▶ _What the exercise asks_: Every line of the material below must be repeated exactly.

▶ _Dataset_:
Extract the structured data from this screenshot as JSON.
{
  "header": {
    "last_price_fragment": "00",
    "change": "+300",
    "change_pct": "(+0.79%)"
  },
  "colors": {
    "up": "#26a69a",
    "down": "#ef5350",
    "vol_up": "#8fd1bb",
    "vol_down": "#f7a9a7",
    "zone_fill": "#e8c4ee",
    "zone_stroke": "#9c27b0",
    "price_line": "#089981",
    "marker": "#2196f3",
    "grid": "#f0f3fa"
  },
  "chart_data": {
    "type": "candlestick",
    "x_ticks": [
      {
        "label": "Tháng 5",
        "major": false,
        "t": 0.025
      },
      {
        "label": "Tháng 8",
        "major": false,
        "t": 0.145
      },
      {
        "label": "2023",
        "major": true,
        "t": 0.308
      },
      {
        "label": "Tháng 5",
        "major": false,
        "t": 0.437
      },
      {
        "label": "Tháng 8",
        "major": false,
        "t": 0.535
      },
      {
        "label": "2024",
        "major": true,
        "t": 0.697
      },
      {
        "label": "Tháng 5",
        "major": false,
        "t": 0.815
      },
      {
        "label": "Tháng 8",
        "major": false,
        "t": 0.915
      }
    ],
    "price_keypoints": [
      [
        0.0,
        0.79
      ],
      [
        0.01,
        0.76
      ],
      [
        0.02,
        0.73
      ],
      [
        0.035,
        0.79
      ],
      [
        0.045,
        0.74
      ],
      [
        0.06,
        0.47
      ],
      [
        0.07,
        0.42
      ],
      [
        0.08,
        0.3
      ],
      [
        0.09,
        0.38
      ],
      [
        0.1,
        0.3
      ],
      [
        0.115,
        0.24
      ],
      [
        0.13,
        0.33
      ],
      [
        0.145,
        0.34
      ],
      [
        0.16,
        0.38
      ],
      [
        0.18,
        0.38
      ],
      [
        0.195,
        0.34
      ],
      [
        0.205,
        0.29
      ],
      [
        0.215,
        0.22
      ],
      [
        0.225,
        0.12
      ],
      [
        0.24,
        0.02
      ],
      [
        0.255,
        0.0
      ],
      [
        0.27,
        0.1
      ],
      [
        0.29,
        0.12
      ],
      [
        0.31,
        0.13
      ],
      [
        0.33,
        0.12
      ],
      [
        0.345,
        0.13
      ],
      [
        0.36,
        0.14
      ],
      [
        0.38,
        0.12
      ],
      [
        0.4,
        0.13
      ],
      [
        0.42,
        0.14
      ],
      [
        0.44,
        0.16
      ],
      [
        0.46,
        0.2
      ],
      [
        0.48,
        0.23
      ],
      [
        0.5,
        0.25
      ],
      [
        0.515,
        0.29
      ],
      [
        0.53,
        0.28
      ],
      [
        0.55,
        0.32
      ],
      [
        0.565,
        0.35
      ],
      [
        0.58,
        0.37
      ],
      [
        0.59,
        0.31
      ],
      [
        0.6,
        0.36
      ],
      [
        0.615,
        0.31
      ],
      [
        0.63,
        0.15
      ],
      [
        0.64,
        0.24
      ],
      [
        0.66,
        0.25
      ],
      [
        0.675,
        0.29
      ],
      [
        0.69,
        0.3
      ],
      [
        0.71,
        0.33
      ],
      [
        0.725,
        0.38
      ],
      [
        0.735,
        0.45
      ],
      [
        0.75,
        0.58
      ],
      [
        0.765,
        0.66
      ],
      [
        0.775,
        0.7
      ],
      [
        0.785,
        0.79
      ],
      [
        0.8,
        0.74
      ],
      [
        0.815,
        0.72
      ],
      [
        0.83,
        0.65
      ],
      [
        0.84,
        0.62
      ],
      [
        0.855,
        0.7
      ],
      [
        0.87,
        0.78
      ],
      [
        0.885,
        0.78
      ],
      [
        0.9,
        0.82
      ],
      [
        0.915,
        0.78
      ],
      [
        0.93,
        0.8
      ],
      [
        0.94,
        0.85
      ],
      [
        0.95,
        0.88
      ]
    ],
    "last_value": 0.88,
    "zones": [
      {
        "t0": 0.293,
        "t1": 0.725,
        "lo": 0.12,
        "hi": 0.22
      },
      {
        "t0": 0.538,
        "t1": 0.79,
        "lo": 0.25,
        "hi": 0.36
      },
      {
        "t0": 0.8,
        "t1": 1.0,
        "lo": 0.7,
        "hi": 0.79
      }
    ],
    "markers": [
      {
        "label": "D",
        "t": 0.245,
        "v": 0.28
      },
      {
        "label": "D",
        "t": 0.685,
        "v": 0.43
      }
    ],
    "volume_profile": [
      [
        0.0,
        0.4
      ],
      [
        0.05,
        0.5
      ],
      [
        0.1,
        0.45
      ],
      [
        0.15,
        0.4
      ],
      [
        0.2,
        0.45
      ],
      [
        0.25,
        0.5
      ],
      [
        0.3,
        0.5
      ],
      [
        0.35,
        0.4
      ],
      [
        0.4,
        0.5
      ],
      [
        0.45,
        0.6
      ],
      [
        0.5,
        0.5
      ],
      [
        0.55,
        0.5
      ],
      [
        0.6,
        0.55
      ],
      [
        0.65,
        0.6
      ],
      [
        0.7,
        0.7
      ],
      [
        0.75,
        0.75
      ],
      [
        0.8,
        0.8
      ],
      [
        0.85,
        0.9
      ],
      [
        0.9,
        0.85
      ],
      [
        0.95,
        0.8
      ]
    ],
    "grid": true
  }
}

▶ _Solution to this exercise_:
Extract the structured data from this screenshot as JSON.
{
  "header": {
    "last_price_fragment": "00",
    "change": "+300",
    "change_pct": "(+0.79%)"
  },
  "colors": {
    "up": "#26a69a",
    "down": "#ef5350",
    "vol_up": "#8fd1bb",
    "vol_down": "#f7a9a7",
    "zone_fill": "#e8c4ee",
    "zone_stroke": "#9c27b0",
    "price_line": "#089981",
    "marker": "#2196f3",
    "grid": "#f0f3fa"
  },
  "chart_data": {
    "type": "candlestick",
    "x_ticks": [
      {
        "label": "Tháng 5",
        "major": false,
        "t": 0.025
      },
      {
        "label": "Tháng 8",
        "major": false,
        "t": 0.145
      },
      {
        "label": "2023",
        "major": true,
        "t": 0.308
      },
      {
        "label": "Tháng 5",
        "major": false,
        "t": 0.437
      },
      {
        "label": "Tháng 8",
        "major": false,
        "t": 0.535
      },
      {
        "label": "2024",
        "major": true,
        "t": 0.697
      },
      {
        "label": "Tháng 5",
        "major": false,
        "t": 0.815
      },
      {
        "label": "Tháng 8",
        "major": false,
        "t": 0.915
      }
    ],
    "price_keypoints": [
      [
        0.0,
        0.79
      ],
      [
        0.01,
        0.76
      ],
      [
        0.02,
        0.73
      ],
      [
        0.035,
        0.79
      ],
      [
        0.045,
        0.74
      ],
      [
        0.06,
        0.47
      ],
      [
        0.07,
        0.42
      ],
      [
        0.08,
        0.3
      ],
      [
        0.09,
        0.38
      ],
      [
        0.1,
        0.3
      ],
      [
        0.115,
        0.24
      ],
      [
        0.13,
        0.33
      ],
      [
        0.145,
        0.34
      ],
      [
        0.16,
        0.38
      ],
      [
        0.18,
        0.38
      ],
      [
        0.195,
        0.34
      ],
      [
        0.205,
        0.29
      ],
      [
        0.215,
        0.22
      ],
      [
        0.225,
        0.12
      ],
      [
        0.24,
        0.02
      ],
      [
        0.255,
        0.0
      ],
      [
        0.27,
        0.1
      ],
      [
        0.29,
        0.12
      ],
      [
        0.31,
        0.13
      ],
      [
        0.33,
        0.12
      ],
      [
        0.345,
        0.13
      ],
      [
        0.36,
        0.14
      ],
      [
        0.38,
        0.12
      ],
      [
        0.4,
        0.13
      ],
      [
        0.42,
        0.14
      ],
      [
        0.44,
        0.16
      ],
      [
        0.46,
        0.2
      ],
      [
        0.48,
        0.23
      ],
      [
        0.5,
        0.25
      ],
      [
        0.515,
        0.29
      ],
      [
        0.53,
        0.28
      ],
      [
        0.55,
        0.32
      ],
      [
        0.565,
        0.35
      ],
      [
        0.58,
        0.37
      ],
      [
        0.59,
        0.31
      ],
      [
        0.6,
        0.36
      ],
      [
        0.615,
        0.31
      ],
      [
        0.63,
        0.15
      ],
      [
        0.64,
        0.24
      ],
      [
        0.66,
        0.25
      ],
      [
        0.675,
        0.29
      ],
      [
        0.69,
        0.3
      ],
      [
        0.71,
        0.33
      ],
      [
        0.725,
        0.38
      ],
      [
        0.735,
        0.45
      ],
      [
        0.75,
        0.58
      ],
      [
        0.765,
        0.66
      ],
      [
        0.775,
        0.7
      ],
      [
        0.785,
        0.79
      ],
      [
        0.8,
        0.74
      ],
      [
        0.815,
        0.72
      ],
      [
        0.83,
        0.65
      ],
      [
        0.84,
        0.62
      ],
      [
        0.855,
        0.7
      ],
      [
        0.87,
        0.78
      ],
      [
        0.885,
        0.78
      ],
      [
        0.9,
        0.82
      ],
      [
        0.915,
        0.78
      ],
      [
        0.93,
        0.8
      ],
      [
        0.94,
        0.85
      ],
      [
        0.95,
        0.88
      ]
    ],
    "last_value": 0.88,
    "zones": [
      {
        "t0": 0.293,
        "t1": 0.725,
        "lo": 0.12,
        "hi": 0.22
      },
      {
        "t0": 0.538,
        "t1": 0.79,
        "lo": 0.25,
        "hi": 0.36
      },
      {
        "t0": 0.8,
        "t1": 1.0,
        "lo": 0.7,
        "hi": 0.79
      }
    ],
    "markers": [
      {
        "label": "D",
        "t": 0.245,
        "v": 0.28
      },
      {
        "label": "D",
        "t": 0.685,
        "v": 0.43
      }
    ],
    "volume_profile": [
      [
        0.0,
        0.4
      ],
      [
        0.05,
        0.5
      ],
      [
        0.1,
        0.45
      ],
      [
        0.15,
        0.4
      ],
      [
        0.2,
        0.45
      ],
      [
        0.25,
        0.5
      ],
      [
        0.3,
        0.5
      ],
      [
        0.35,
        0.4
      ],
      [
        0.4,
        0.5
      ],
      [
        0.45,
        0.6
      ],
      [
        0.5,
        0.5
      ],
      [
        0.55,
        0.5
      ],
      [
        0.6,
        0.55
      ],
      [
        0.65,
        0.6
      ],
      [
        0.7,
        0.7
      ],
      [
        0.75,
        0.75
      ],
      [
        0.8,
        0.8
      ],
      [
        0.85,
        0.9
      ],
      [
        0.9,
        0.85
      ],
      [
        0.95,
        0.8
      ]
    ],
    "grid": true
  }
}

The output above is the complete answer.